REQUIRED TASK: Transcribe the listing word for word.

Data records:

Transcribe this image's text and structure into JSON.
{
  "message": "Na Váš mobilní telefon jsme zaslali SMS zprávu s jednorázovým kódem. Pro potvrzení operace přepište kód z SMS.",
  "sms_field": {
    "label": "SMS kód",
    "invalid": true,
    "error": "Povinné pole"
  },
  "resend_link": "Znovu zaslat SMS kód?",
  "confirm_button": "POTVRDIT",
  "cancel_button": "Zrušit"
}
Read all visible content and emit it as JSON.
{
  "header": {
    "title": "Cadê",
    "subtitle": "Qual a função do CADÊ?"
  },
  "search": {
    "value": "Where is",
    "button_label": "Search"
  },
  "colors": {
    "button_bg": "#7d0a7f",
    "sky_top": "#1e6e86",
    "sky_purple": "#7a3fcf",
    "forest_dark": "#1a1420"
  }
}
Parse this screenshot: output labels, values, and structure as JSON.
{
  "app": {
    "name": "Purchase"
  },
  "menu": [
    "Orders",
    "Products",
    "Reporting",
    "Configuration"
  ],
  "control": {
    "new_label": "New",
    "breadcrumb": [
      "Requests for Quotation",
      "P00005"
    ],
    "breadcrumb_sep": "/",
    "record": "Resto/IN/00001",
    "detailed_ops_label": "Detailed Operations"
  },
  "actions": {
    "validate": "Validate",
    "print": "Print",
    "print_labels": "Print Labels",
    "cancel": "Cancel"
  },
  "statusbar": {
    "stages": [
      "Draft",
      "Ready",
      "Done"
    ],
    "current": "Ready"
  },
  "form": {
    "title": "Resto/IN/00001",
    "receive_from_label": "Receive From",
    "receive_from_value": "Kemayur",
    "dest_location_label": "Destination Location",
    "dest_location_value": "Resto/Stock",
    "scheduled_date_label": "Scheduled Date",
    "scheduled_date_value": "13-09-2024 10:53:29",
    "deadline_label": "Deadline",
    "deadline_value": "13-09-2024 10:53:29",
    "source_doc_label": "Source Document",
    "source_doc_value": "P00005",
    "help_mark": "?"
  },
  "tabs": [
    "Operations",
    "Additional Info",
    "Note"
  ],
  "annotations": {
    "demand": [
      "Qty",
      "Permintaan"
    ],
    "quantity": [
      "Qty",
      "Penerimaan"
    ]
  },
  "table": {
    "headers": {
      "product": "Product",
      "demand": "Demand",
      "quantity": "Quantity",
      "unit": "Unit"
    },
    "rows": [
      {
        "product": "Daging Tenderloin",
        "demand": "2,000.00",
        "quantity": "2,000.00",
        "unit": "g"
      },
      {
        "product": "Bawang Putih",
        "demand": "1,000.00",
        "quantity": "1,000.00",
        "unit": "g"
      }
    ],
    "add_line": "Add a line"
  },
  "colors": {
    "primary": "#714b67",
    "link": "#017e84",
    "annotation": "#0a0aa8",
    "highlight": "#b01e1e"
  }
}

THE RESULT:
Transcribe this image's text and structure into JSON.
{
  "message": "Na Váš mobilní telefon jsme zaslali SMS zprávu s jednorázovým kódem. Pro potvrzení operace přepište kód z SMS.",
  "sms_field": {
    "label": "SMS kód",
    "invalid": true,
    "error": "Povinné pole"
  },
  "resend_link": "Znovu zaslat SMS kód?",
  "confirm_button": "POTVRDIT",
  "cancel_button": "Zrušit"
}
Read all visible content and emit it as JSON.
{
  "header": {
    "title": "Cadê",
    "subtitle": "Qual a função do CADÊ?"
  },
  "search": {
    "value": "Where is",
    "button_label": "Search"
  },
  "colors": {
    "button_bg": "#7d0a7f",
    "sky_top": "#1e6e86",
    "sky_purple": "#7a3fcf",
    "forest_dark": "#1a1420"
  }
}
Parse this screenshot: output labels, values, and structure as JSON.
{
  "app": {
    "name": "Purchase"
  },
  "menu": [
    "Orders",
    "Products",
    "Reporting",
    "Configuration"
  ],
  "control": {
    "new_label": "New",
    "breadcrumb": [
      "Requests for Quotation",
      "P00005"
    ],
    "breadcrumb_sep": "/",
    "record": "Resto/IN/00001",
    "detailed_ops_label": "Detailed Operations"
  },
  "actions": {
    "validate": "Validate",
    "print": "Print",
    "print_labels": "Print Labels",
    "cancel": "Cancel"
  },
  "statusbar": {
    "stages": [
      "Draft",
      "Ready",
      "Done"
    ],
    "current": "Ready"
  },
  "form": {
    "title": "Resto/IN/00001",
    "receive_from_label": "Receive From",
    "receive_from_value": "Kemayur",
    "dest_location_label": "Destination Location",
    "dest_location_value": "Resto/Stock",
    "scheduled_date_label": "Scheduled Date",
    "scheduled_date_value": "13-09-2024 10:53:29",
    "deadline_label": "Deadline",
    "deadline_value": "13-09-2024 10:53:29",
    "source_doc_label": "Source Document",
    "source_doc_value": "P00005",
    "help_mark": "?"
  },
  "tabs": [
    "Operations",
    "Additional Info",
    "Note"
  ],
  "annotations": {
    "demand": [
      "Qty",
      "Permintaan"
    ],
    "quantity": [
      "Qty",
      "Penerimaan"
    ]
  },
  "table": {
    "headers": {
      "product": "Product",
      "demand": "Demand",
      "quantity": "Quantity",
      "unit": "Unit"
    },
    "rows": [
      {
        "product": "Daging Tenderloin",
        "demand": "2,000.00",
        "quantity": "2,000.00",
        "unit": "g"
      },
      {
        "product": "Bawang Putih",
        "demand": "1,000.00",
        "quantity": "1,000.00",
        "unit": "g"
      }
    ],
    "add_line": "Add a line"
  },
  "colors": {
    "primary": "#714b67",
    "link": "#017e84",
    "annotation": "#0a0aa8",
    "highlight": "#b01e1e"
  }
}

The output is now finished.